Stated task →
Repeat each line of the material below exactly as it appears, minus any pictures.

(Extracts from a graphics dataset)
------------------------

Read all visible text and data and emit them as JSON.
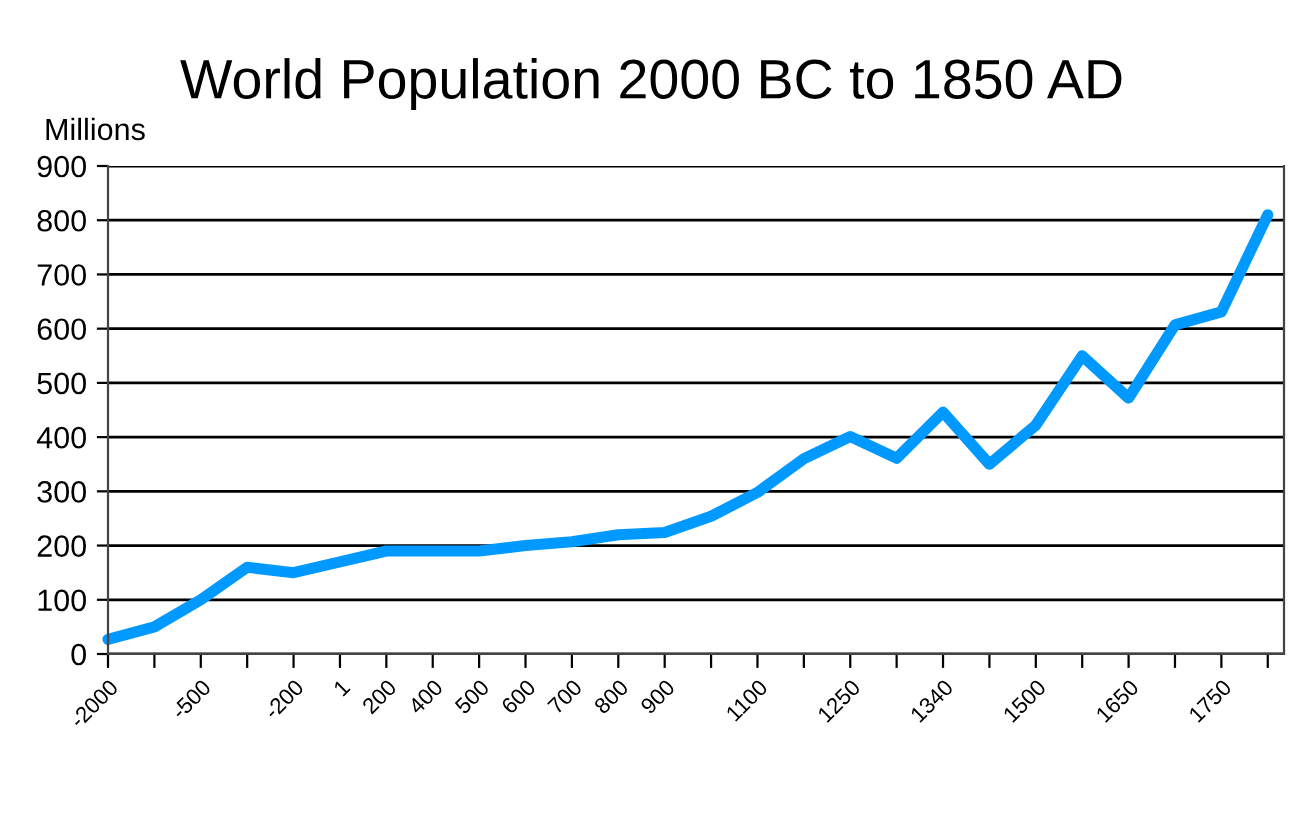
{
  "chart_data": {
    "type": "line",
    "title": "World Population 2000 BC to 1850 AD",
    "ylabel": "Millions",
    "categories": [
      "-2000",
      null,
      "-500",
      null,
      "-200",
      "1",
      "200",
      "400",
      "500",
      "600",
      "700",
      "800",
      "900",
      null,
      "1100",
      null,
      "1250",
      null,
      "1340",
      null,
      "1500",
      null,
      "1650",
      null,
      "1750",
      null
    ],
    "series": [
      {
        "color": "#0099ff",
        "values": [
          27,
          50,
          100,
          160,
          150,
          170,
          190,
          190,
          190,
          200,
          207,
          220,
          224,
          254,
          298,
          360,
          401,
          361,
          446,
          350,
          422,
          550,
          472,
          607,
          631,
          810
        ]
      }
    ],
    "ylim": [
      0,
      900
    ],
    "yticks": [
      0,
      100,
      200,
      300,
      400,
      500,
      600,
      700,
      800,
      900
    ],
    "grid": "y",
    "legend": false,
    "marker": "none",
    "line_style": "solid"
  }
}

------------------------

Result of the exercise →
Read all visible text and data and emit them as JSON.
{
  "chart_data": {
    "type": "line",
    "title": "World Population 2000 BC to 1850 AD",
    "ylabel": "Millions",
    "categories": [
      "-2000",
      null,
      "-500",
      null,
      "-200",
      "1",
      "200",
      "400",
      "500",
      "600",
      "700",
      "800",
      "900",
      null,
      "1100",
      null,
      "1250",
      null,
      "1340",
      null,
      "1500",
      null,
      "1650",
      null,
      "1750",
      null
    ],
    "series": [
      {
        "color": "#0099ff",
        "values": [
          27,
          50,
          100,
          160,
          150,
          170,
          190,
          190,
          190,
          200,
          207,
          220,
          224,
          254,
          298,
          360,
          401,
          361,
          446,
          350,
          422,
          550,
          472,
          607,
          631,
          810
        ]
      }
    ],
    "ylim": [
      0,
      900
    ],
    "yticks": [
      0,
      100,
      200,
      300,
      400,
      500,
      600,
      700,
      800,
      900
    ],
    "grid": "y",
    "legend": false,
    "marker": "none",
    "line_style": "solid"
  }
}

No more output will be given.